** Begin RECORD LIST **

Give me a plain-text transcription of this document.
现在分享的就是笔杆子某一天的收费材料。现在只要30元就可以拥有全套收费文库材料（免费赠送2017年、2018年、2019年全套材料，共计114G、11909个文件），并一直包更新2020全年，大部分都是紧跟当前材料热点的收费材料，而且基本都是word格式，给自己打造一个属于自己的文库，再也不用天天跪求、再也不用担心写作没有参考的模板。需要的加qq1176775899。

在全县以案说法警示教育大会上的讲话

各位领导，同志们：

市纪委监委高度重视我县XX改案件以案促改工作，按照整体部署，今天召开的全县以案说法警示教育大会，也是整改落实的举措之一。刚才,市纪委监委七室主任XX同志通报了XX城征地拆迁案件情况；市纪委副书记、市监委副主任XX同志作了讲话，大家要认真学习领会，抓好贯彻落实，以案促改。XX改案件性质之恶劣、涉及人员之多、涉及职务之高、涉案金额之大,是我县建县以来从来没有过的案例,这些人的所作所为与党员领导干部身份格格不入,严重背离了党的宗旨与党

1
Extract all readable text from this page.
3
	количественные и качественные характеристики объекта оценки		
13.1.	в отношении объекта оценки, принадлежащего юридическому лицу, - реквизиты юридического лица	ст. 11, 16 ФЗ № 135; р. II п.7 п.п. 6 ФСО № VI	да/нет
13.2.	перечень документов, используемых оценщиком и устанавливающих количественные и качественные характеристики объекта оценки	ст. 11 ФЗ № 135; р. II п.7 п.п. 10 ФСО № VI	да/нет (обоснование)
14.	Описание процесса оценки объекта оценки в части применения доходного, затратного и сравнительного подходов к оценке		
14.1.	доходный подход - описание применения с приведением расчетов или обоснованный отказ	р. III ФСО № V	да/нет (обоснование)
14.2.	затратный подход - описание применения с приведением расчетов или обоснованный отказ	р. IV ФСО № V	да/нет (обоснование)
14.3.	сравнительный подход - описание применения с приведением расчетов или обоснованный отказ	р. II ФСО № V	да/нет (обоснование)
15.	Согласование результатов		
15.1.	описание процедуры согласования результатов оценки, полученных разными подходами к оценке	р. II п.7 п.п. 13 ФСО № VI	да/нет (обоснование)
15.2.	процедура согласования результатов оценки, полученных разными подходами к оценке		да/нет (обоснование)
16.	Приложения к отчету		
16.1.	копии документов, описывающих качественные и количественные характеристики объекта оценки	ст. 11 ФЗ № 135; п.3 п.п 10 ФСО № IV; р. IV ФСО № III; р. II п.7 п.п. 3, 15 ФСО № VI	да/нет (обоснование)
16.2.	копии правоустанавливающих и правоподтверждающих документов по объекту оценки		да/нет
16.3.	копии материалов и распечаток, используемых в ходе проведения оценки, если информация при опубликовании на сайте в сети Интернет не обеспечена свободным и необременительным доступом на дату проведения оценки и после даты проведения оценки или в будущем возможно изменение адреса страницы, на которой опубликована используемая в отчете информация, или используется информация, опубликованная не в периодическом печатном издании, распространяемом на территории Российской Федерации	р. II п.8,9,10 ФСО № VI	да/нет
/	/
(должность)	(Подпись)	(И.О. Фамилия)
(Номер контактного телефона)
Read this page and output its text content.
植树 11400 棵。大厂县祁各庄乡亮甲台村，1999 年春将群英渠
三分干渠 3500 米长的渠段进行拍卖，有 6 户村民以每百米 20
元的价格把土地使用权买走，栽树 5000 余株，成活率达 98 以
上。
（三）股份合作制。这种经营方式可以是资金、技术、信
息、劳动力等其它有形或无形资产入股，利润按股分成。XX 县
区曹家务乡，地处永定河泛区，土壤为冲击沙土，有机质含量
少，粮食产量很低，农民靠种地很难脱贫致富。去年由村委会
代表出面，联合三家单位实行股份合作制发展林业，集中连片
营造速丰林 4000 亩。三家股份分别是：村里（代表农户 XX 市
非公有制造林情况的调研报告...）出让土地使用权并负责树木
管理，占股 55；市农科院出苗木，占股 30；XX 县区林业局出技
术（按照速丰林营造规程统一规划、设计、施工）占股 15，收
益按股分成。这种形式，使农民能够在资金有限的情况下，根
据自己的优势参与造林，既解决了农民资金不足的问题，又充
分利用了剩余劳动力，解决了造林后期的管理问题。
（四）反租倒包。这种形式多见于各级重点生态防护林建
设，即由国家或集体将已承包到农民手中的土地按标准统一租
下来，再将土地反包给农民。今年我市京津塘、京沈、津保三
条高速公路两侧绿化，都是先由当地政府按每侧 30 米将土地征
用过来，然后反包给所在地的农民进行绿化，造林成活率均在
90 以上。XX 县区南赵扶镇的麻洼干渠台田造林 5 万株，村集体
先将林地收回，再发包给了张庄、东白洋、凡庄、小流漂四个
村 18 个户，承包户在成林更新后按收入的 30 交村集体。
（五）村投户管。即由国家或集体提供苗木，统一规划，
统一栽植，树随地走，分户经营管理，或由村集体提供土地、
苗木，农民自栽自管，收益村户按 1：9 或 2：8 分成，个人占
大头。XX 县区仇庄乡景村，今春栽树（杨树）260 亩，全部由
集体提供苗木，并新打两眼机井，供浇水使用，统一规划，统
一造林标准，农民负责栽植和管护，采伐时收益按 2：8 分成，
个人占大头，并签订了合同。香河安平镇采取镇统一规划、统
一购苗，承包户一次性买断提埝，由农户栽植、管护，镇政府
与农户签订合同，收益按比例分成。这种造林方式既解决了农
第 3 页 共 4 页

** End RECORD LIST **

- GIVEN INSTRUCTION -
Say the number of lines in the records above that include the string "обоснованный", and no more.

- FINISHED ANSWER -
3